══ Text to read

Question

The least degree of the polynomial with real coefficients and with roots 2+i, 2i – 1 is 2

Answer 1

So what is the question?

Answer 2

this is true or false

Answer 3

Yes it is true

Answer 4

reason

Answer 5

Well I could try generating the original equation.

Answer 6

ROOTS = 2 + i and
2i -1

Is that right?

Answer 7

kk... i had send my assignment to u would u please solve this

Answer 8

you want me to solve this right?

Answer 9

plz sove this

Answer 10

yes plz i need your help...

Answer 11

(x -2 -1) * (x +1 -2i) = 0
x^2 +x -2ix -2x -2 +4i -x -1 +2i =0
x^2 -2x -2ix +6i -1 = 0
Well that's what I have so far

Answer 12

Are you absolutely sure of the roots?
Could you enter those again?

Answer 13

next question

it is true or false, give reason... If a statement has a direct proof, then it cannot be proved by contradiction.

Answer 14

I'm working on the first question

Answer 15

u have written -1 in place of -i

Answer 16

Yes I see that

Answer 17

next question

it is true or false, give reason... If a statement has a direct proof, then it cannot be proved by contradiction.

Answer 18

(x -2 -i) * (x +1 -2i) = 0
x^2 +x -2ix -2x -2 +4i -ix -i +2i^2 =0
x^2 -x -3ix -3i + 2i^2 -2 =0
Is that right?

Answer 19

ya... answer next

Answer 20

it is true or false, give reason... If a statement has a direct proof, then it cannot be proved by contradiction.

Answer 21

2i^2 = -2 So
x^2 -x -3ix -3i -4 =0

Answer 22

next question

it is true or false, give reason... If a statement has a direct proof, then it cannot be proved by contradiction.

Answer 23

false my dear

Answer 24

a statement can be proven using direct proof and contradiction reasoning
or even sometimes with other proves

════
══ Stored data

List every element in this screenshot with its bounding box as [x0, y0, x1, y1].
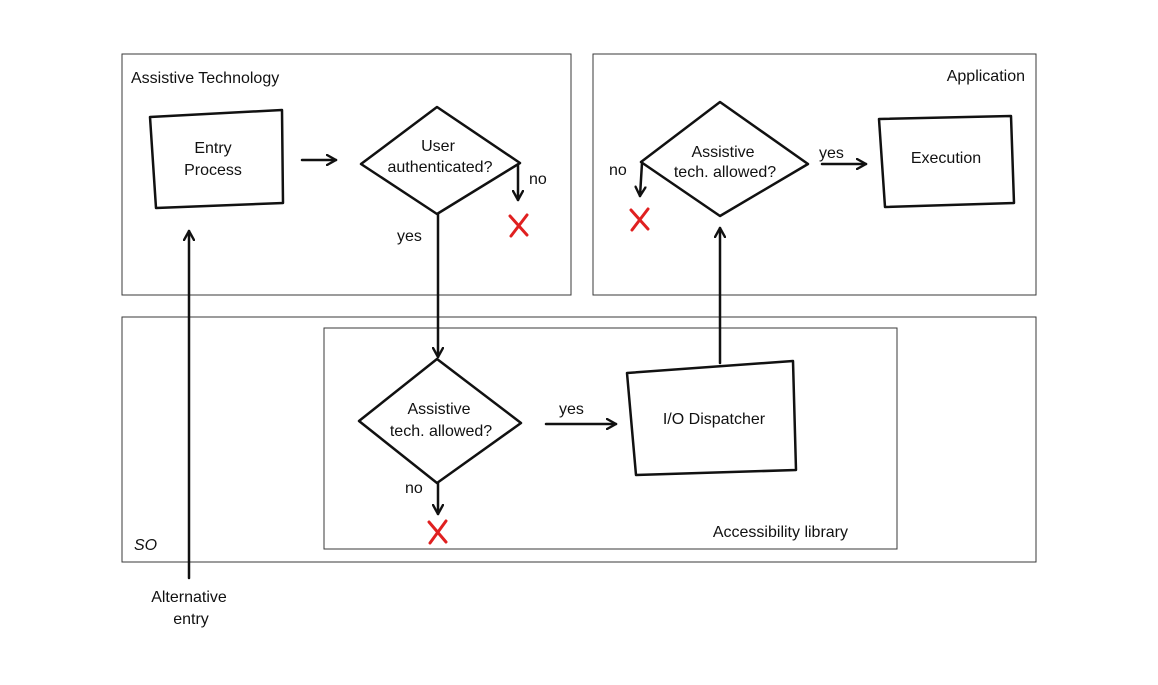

════

▶ [Task prompt]: Reproduce the passage of the polynomial-roots thread from "(x -2 -1) * (x +1" up to and including "enter those again?", word for word.

▶ [Written response]:
(x -2 -1) * (x +1 -2i) = 0
x^2 +x -2ix -2x -2 +4i -x -1 +2i =0
x^2 -2x -2ix +6i -1 = 0
Well that's what I have so far

Answer 12

Are you absolutely sure of the roots?
Could you enter those again?